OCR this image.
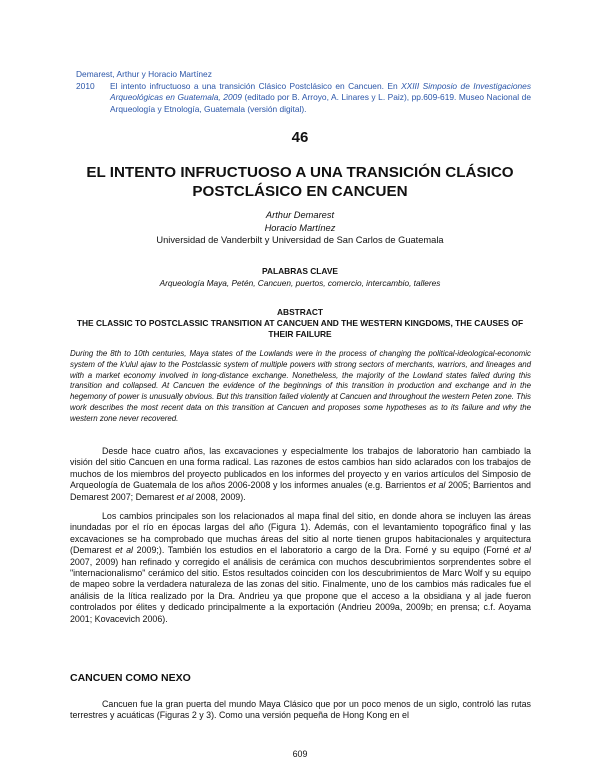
Demarest, Arthur y Horacio Martínez
2010	El intento infructuoso a una transición Clásico Postclásico en Cancuen. En XXIII Simposio de Investigaciones Arqueológicas en Guatemala, 2009 (editado por B. Arroyo, A. Linares y L. Paiz), pp.609-619. Museo Nacional de Arqueología y Etnología, Guatemala (versión digital).
46
EL INTENTO INFRUCTUOSO A UNA TRANSICIÓN CLÁSICO POSTCLÁSICO EN CANCUEN
Arthur Demarest
Horacio Martínez
Universidad de Vanderbilt y Universidad de San Carlos de Guatemala
PALABRAS CLAVE
Arqueología Maya, Petén, Cancuen, puertos, comercio, intercambio, talleres
ABSTRACT
THE CLASSIC TO POSTCLASSIC TRANSITION AT CANCUEN AND THE WESTERN KINGDOMS, THE CAUSES OF THEIR FAILURE
During the 8th to 10th centuries, Maya states of the Lowlands were in the process of changing the political-ideological-economic system of the k'ulul ajaw to the Postclassic system of multiple powers with strong sectors of merchants, warriors, and lineages and with a market economy involved in long-distance exchange. Nonetheless, the majority of the Lowland states failed during this transition and collapsed. At Cancuen the evidence of the beginnings of this transition in production and exchange and in the hegemony of power is unusually obvious. But this transition failed violently at Cancuen and throughout the western Peten zone. This work describes the most recent data on this transition at Cancuen and proposes some hypotheses as to its failure and why the western zone never recovered.

Desde hace cuatro años, las excavaciones y especialmente los trabajos de laboratorio han cambiado la visión del sitio Cancuen en una forma radical. Las razones de estos cambios han sido aclarados con los trabajos de muchos de los miembros del proyecto publicados en los informes del proyecto y en varios artículos del Simposio de Arqueología de Guatemala de los años 2006-2008 y los informes anuales (e.g. Barrientos et al 2005; Barrientos and Demarest 2007; Demarest et al 2008, 2009).

Los cambios principales son los relacionados al mapa final del sitio, en donde ahora se incluyen las áreas inundadas por el río en épocas largas del año (Figura 1). Además, con el levantamiento topográfico final y las excavaciones se ha comprobado que muchas áreas del sitio al norte tienen grupos habitacionales y arquitectura (Demarest et al 2009;). También los estudios en el laboratorio a cargo de la Dra. Forné y su equipo (Forné et al 2007, 2009) han refinado y corregido el análisis de cerámica con muchos descubrimientos sorprendentes sobre el "internacionalismo" cerámico del sitio. Estos resultados coinciden con los descubrimientos de Marc Wolf y su equipo de mapeo sobre la verdadera naturaleza de las zonas del sitio. Finalmente, uno de los cambios más radicales fue el análisis de la lítica realizado por la Dra. Andrieu ya que propone que el acceso a la obsidiana y al jade fueron controlados por élites y dedicado principalmente a la exportación (Andrieu 2009a, 2009b; en prensa; c.f. Aoyama 2001; Kovacevich 2006).

CANCUEN COMO NEXO

Cancuen fue la gran puerta del mundo Maya Clásico que por un poco menos de un siglo, controló las rutas terrestres y acuáticas (Figuras 2 y 3). Como una versión pequeña de Hong Kong en el

609
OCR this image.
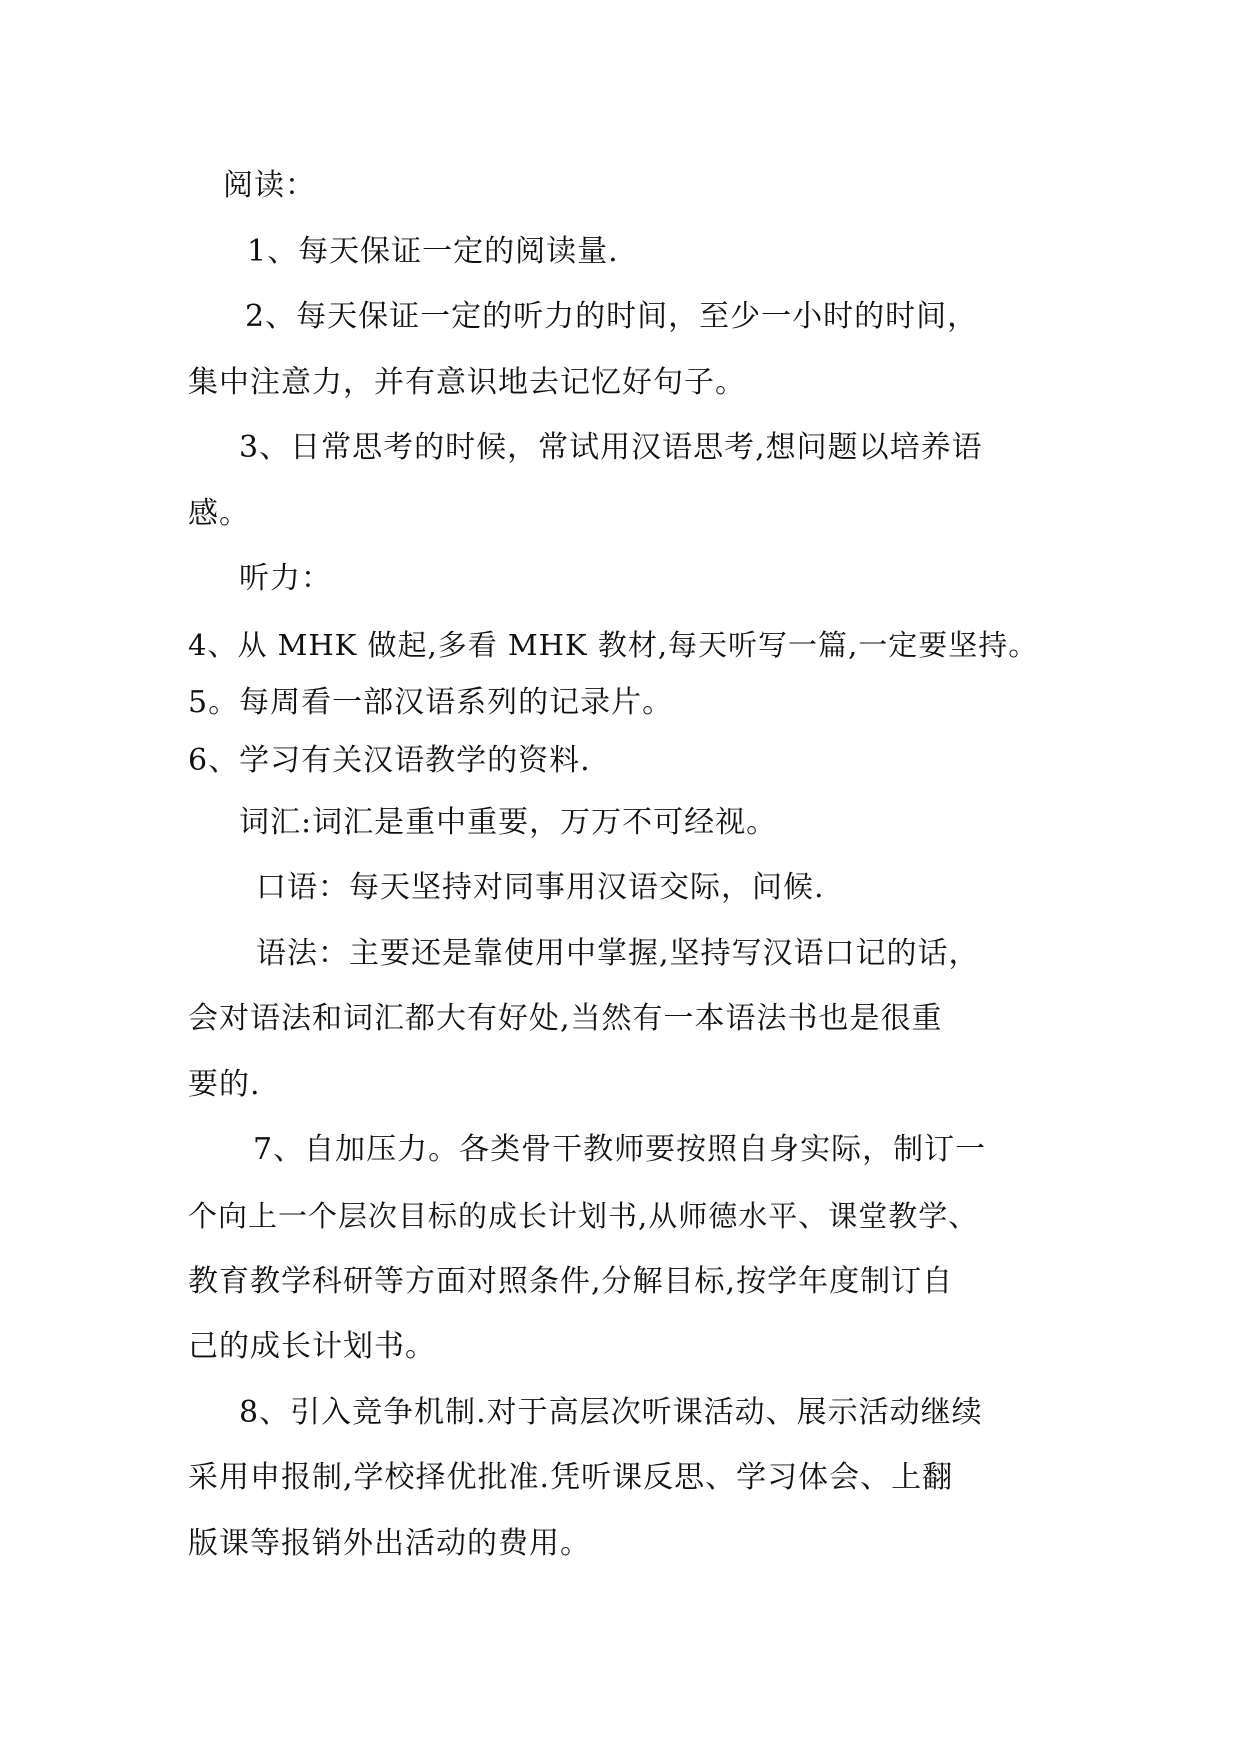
阅读：
1、每天保证一定的阅读量.
2、每天保证一定的听力的时间，至少一小时的时间，
集中注意力，并有意识地去记忆好句子。
3、日常思考的时候，常试用汉语思考,想问题以培养语
感。
听力：
4、从 MHK 做起,多看 MHK 教材,每天听写一篇,一定要坚持。
5。每周看一部汉语系列的记录片。
6、学习有关汉语教学的资料.
词汇:词汇是重中重要，万万不可经视。
口语：每天坚持对同事用汉语交际，问候.
语法：主要还是靠使用中掌握,坚持写汉语口记的话，
会对语法和词汇都大有好处,当然有一本语法书也是很重
要的.
7、自加压力。各类骨干教师要按照自身实际，制订一
个向上一个层次目标的成长计划书,从师德水平、课堂教学、
教育教学科研等方面对照条件,分解目标,按学年度制订自
己的成长计划书。
8、引入竞争机制.对于高层次听课活动、展示活动继续
采用申报制,学校择优批准.凭听课反思、学习体会、上翻
版课等报销外出活动的费用。
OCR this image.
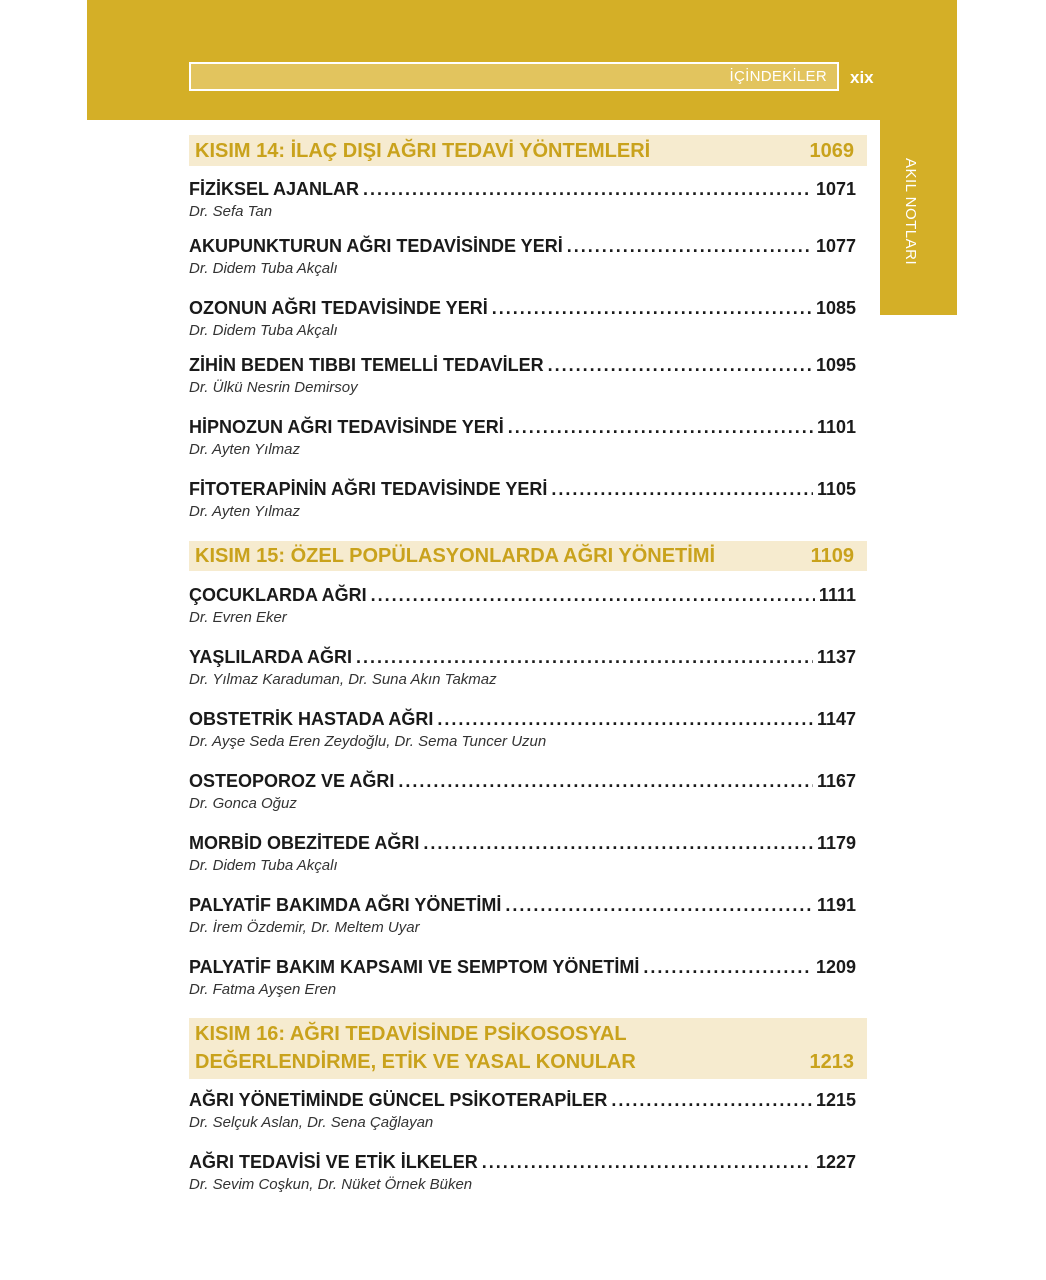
İÇİNDEKİLER xix
AKIL NOTLARI
KISIM 14: İLAÇ DIŞI AĞRI TEDAVİ YÖNTEMLERİ	1069
FİZİKSEL AJANLAR .....	1071
Dr. Sefa Tan
AKUPUNKTURUN AĞRI TEDAVİSİNDE YERİ .....	1077
Dr. Didem Tuba Akçalı
OZONUN AĞRI TEDAVİSİNDE YERİ .....	1085
Dr. Didem Tuba Akçalı
ZİHİN BEDEN TIBBI TEMELLİ TEDAVİLER .....	1095
Dr. Ülkü Nesrin Demirsoy
HİPNOZUN AĞRI TEDAVİSİNDE YERİ .....	1101
Dr. Ayten Yılmaz
FİTOTERAPİNİN AĞRI TEDAVİSİNDE YERİ .....	1105
Dr. Ayten Yılmaz
KISIM 15: ÖZEL POPÜLASYONLARDA AĞRI YÖNETİMİ	1109
ÇOCUKLARDA AĞRI .....	1111
Dr. Evren Eker
YAŞLILARDA AĞRI .....	1137
Dr. Yılmaz Karaduman, Dr. Suna Akın Takmaz
OBSTETRİK HASTADA AĞRI .....	1147
Dr. Ayşe Seda Eren Zeydoğlu, Dr. Sema Tuncer Uzun
OSTEOPOROZ VE AĞRI .....	1167
Dr. Gonca Oğuz
MORBİD OBEZİTEDE AĞRI .....	1179
Dr. Didem Tuba Akçalı
PALYATİF BAKIMDA AĞRI YÖNETİMİ .....	1191
Dr. İrem Özdemir, Dr. Meltem Uyar
PALYATİF BAKIM KAPSAMI VE SEMPTOM YÖNETİMİ .....	1209
Dr. Fatma Ayşen Eren
KISIM 16: AĞRI TEDAVİSİNDE PSİKOSOSYAL
DEĞERLENDİRME, ETİK VE YASAL KONULAR	1213
AĞRI YÖNETİMİNDE GÜNCEL PSİKOTERAPİLER .....	1215
Dr. Selçuk Aslan, Dr. Sena Çağlayan
AĞRI TEDAVİSİ VE ETİK İLKELER .....	1227
Dr. Sevim Coşkun, Dr. Nüket Örnek Büken
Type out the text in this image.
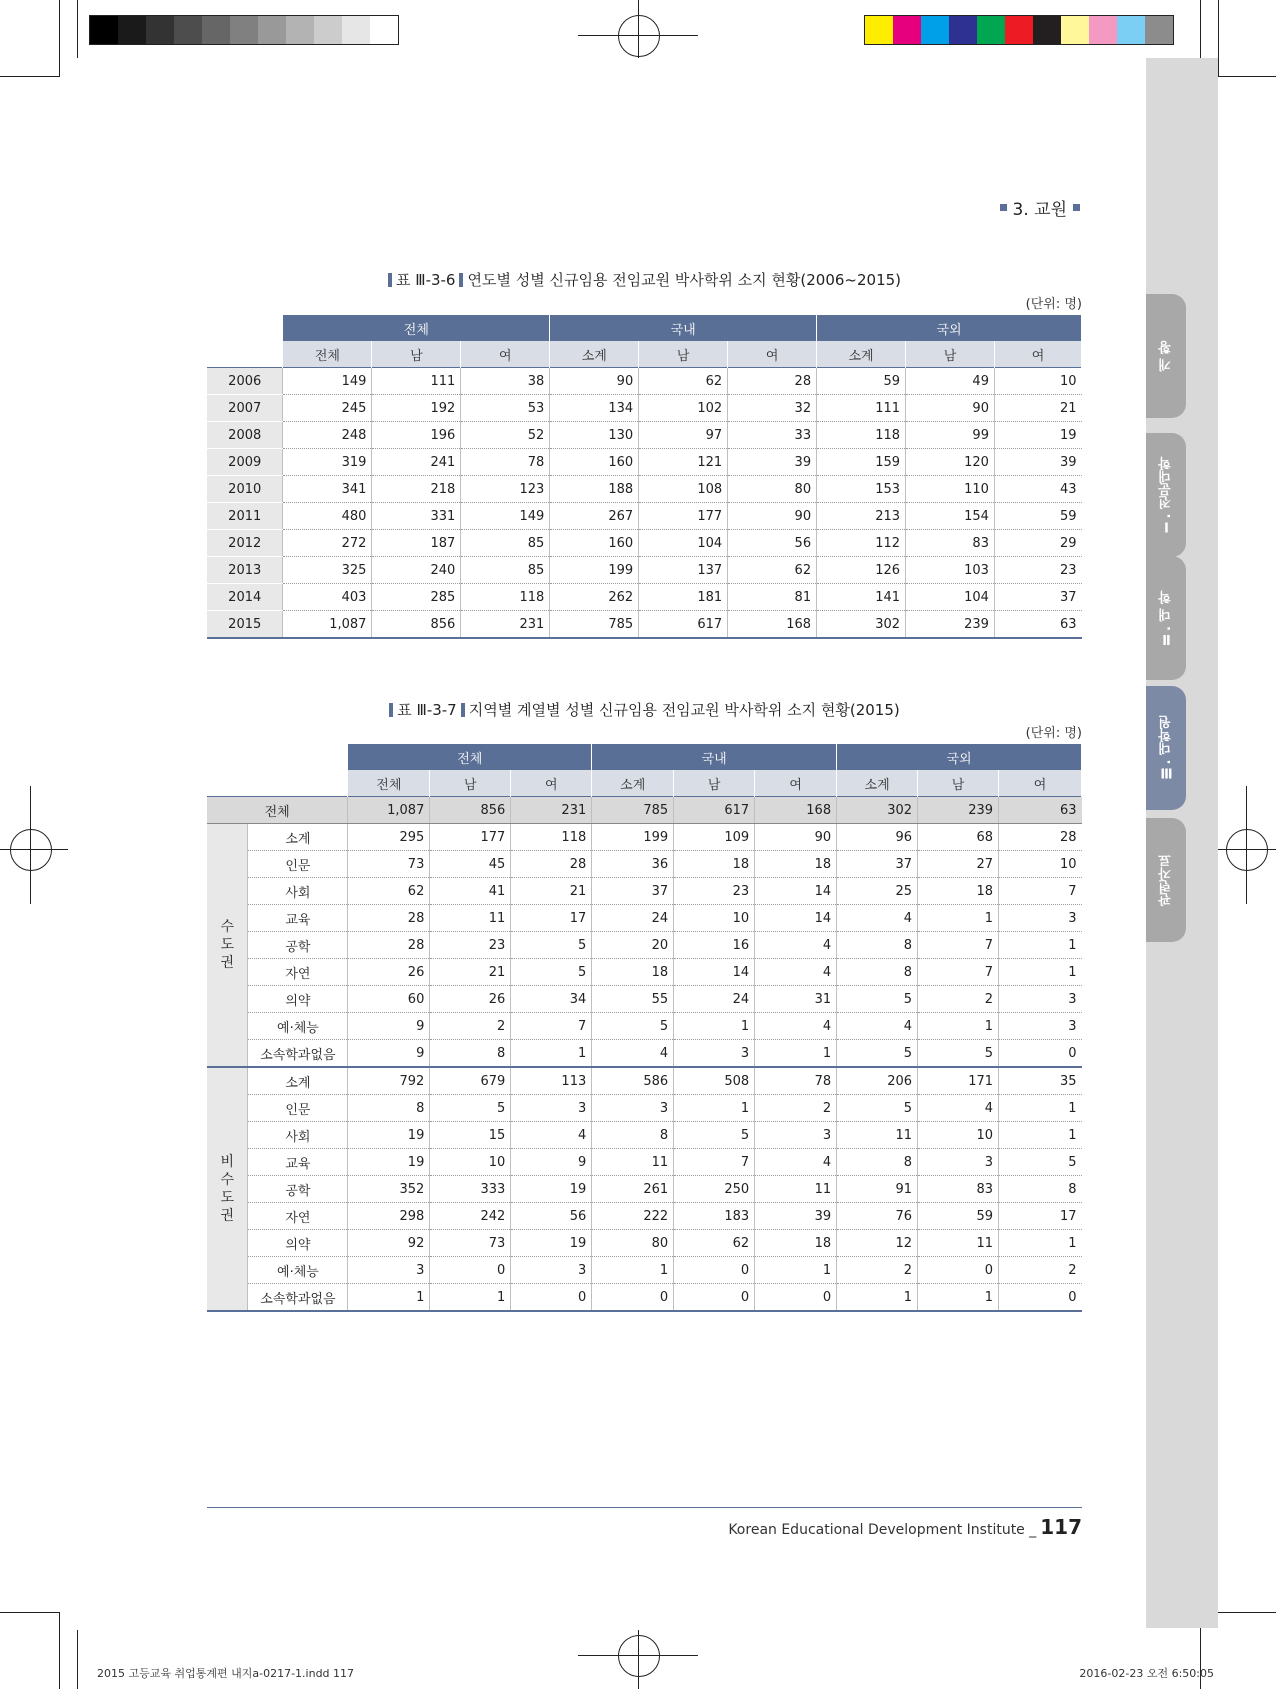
개 황
Ⅰ. 전문대학
Ⅱ. 대 학
Ⅲ. 대학원
관련자료
3. 교원
표 Ⅲ-3-6 연도별 성별 신규임용 전임교원 박사학위 소지 현황(2006~2015)
(단위: 명)
	전체			국내			국외		
	전체	남	여	소계	남	여	소계	남	여
2006	149	111	38	90	62	28	59	49	10
2007	245	192	53	134	102	32	111	90	21
2008	248	196	52	130	97	33	118	99	19
2009	319	241	78	160	121	39	159	120	39
2010	341	218	123	188	108	80	153	110	43
2011	480	331	149	267	177	90	213	154	59
2012	272	187	85	160	104	56	112	83	29
2013	325	240	85	199	137	62	126	103	23
2014	403	285	118	262	181	81	141	104	37
2015	1,087	856	231	785	617	168	302	239	63
표 Ⅲ-3-7 지역별 계열별 성별 신규임용 전임교원 박사학위 소지 현황(2015)
(단위: 명)
		전체			국내			국외		
		전체	남	여	소계	남	여	소계	남	여
전체		1,087	856	231	785	617	168	302	239	63

수
도
권	소계	295	177	118	199	109	90	96	68	28
	인문	73	45	28	36	18	18	37	27	10
	사회	62	41	21	37	23	14	25	18	7
	교육	28	11	17	24	10	14	4	1	3
	공학	28	23	5	20	16	4	8	7	1
	자연	26	21	5	18	14	4	8	7	1
	의약	60	26	34	55	24	31	5	2	3
	예·체능	9	2	7	5	1	4	4	1	3
	소속학과없음	9	8	1	4	3	1	5	5	0

비
수
도
권	소계	792	679	113	586	508	78	206	171	35
	인문	8	5	3	3	1	2	5	4	1
	사회	19	15	4	8	5	3	11	10	1
	교육	19	10	9	11	7	4	8	3	5
	공학	352	333	19	261	250	11	91	83	8
	자연	298	242	56	222	183	39	76	59	17
	의약	92	73	19	80	62	18	12	11	1
	예·체능	3	0	3	1	0	1	2	0	2
	소속학과없음	1	1	0	0	0	0	1	1	0
Korean Educational Development Institute _ 117
2015 고등교육 취업통계편 내지a-0217-1.indd 117	2016-02-23 오전 6:50:05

────────────────────

Only the number is wanted: how many lines of these entries contain the string "박사학위"?

2